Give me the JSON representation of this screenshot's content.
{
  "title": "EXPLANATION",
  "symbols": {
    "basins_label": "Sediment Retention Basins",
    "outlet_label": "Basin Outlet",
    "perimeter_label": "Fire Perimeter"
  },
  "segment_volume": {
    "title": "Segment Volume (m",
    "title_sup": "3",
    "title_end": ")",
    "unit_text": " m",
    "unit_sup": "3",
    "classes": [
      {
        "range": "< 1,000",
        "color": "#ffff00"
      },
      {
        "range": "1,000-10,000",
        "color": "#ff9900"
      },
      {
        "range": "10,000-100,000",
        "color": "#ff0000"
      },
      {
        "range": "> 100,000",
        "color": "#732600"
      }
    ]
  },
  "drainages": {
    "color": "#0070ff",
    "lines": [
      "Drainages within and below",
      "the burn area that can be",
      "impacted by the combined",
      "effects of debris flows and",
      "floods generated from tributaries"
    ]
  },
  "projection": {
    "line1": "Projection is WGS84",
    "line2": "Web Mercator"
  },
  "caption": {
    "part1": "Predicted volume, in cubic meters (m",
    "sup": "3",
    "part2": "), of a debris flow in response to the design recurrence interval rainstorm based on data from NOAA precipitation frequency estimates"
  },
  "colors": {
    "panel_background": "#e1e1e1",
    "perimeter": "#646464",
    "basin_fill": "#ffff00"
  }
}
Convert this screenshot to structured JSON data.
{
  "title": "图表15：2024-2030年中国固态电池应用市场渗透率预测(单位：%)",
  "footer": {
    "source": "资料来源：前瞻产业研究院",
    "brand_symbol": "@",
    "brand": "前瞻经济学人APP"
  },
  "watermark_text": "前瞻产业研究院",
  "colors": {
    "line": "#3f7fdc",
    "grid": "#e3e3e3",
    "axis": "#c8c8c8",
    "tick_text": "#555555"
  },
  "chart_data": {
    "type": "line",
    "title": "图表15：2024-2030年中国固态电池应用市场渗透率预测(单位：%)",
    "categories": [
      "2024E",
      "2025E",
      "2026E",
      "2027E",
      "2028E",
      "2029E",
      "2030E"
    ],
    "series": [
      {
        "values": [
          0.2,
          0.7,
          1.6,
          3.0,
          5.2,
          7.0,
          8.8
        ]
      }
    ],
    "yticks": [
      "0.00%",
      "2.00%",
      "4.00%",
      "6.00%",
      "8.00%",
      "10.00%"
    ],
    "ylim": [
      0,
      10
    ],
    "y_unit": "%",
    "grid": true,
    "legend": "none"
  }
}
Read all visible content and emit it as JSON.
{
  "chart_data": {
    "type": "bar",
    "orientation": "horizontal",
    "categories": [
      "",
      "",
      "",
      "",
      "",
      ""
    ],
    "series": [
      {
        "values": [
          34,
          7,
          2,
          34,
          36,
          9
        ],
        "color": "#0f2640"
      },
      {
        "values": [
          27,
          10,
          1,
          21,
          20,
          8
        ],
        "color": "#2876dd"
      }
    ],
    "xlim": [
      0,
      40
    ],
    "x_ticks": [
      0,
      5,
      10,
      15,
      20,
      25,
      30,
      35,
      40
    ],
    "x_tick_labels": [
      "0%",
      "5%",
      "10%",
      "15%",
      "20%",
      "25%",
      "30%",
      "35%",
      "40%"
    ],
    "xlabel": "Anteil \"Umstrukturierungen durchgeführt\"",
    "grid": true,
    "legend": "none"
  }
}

> _Task directions_
Repeat the preceding lines exactly, please, every one of them.

> _Task result_
Give me the JSON representation of this screenshot's content.
{
  "title": "EXPLANATION",
  "symbols": {
    "basins_label": "Sediment Retention Basins",
    "outlet_label": "Basin Outlet",
    "perimeter_label": "Fire Perimeter"
  },
  "segment_volume": {
    "title": "Segment Volume (m",
    "title_sup": "3",
    "title_end": ")",
    "unit_text": " m",
    "unit_sup": "3",
    "classes": [
      {
        "range": "< 1,000",
        "color": "#ffff00"
      },
      {
        "range": "1,000-10,000",
        "color": "#ff9900"
      },
      {
        "range": "10,000-100,000",
        "color": "#ff0000"
      },
      {
        "range": "> 100,000",
        "color": "#732600"
      }
    ]
  },
  "drainages": {
    "color": "#0070ff",
    "lines": [
      "Drainages within and below",
      "the burn area that can be",
      "impacted by the combined",
      "effects of debris flows and",
      "floods generated from tributaries"
    ]
  },
  "projection": {
    "line1": "Projection is WGS84",
    "line2": "Web Mercator"
  },
  "caption": {
    "part1": "Predicted volume, in cubic meters (m",
    "sup": "3",
    "part2": "), of a debris flow in response to the design recurrence interval rainstorm based on data from NOAA precipitation frequency estimates"
  },
  "colors": {
    "panel_background": "#e1e1e1",
    "perimeter": "#646464",
    "basin_fill": "#ffff00"
  }
}
Convert this screenshot to structured JSON data.
{
  "title": "图表15：2024-2030年中国固态电池应用市场渗透率预测(单位：%)",
  "footer": {
    "source": "资料来源：前瞻产业研究院",
    "brand_symbol": "@",
    "brand": "前瞻经济学人APP"
  },
  "watermark_text": "前瞻产业研究院",
  "colors": {
    "line": "#3f7fdc",
    "grid": "#e3e3e3",
    "axis": "#c8c8c8",
    "tick_text": "#555555"
  },
  "chart_data": {
    "type": "line",
    "title": "图表15：2024-2030年中国固态电池应用市场渗透率预测(单位：%)",
    "categories": [
      "2024E",
      "2025E",
      "2026E",
      "2027E",
      "2028E",
      "2029E",
      "2030E"
    ],
    "series": [
      {
        "values": [
          0.2,
          0.7,
          1.6,
          3.0,
          5.2,
          7.0,
          8.8
        ]
      }
    ],
    "yticks": [
      "0.00%",
      "2.00%",
      "4.00%",
      "6.00%",
      "8.00%",
      "10.00%"
    ],
    "ylim": [
      0,
      10
    ],
    "y_unit": "%",
    "grid": true,
    "legend": "none"
  }
}
Read all visible content and emit it as JSON.
{
  "chart_data": {
    "type": "bar",
    "orientation": "horizontal",
    "categories": [
      "",
      "",
      "",
      "",
      "",
      ""
    ],
    "series": [
      {
        "values": [
          34,
          7,
          2,
          34,
          36,
          9
        ],
        "color": "#0f2640"
      },
      {
        "values": [
          27,
          10,
          1,
          21,
          20,
          8
        ],
        "color": "#2876dd"
      }
    ],
    "xlim": [
      0,
      40
    ],
    "x_ticks": [
      0,
      5,
      10,
      15,
      20,
      25,
      30,
      35,
      40
    ],
    "x_tick_labels": [
      "0%",
      "5%",
      "10%",
      "15%",
      "20%",
      "25%",
      "30%",
      "35%",
      "40%"
    ],
    "xlabel": "Anteil \"Umstrukturierungen durchgeführt\"",
    "grid": true,
    "legend": "none"
  }
}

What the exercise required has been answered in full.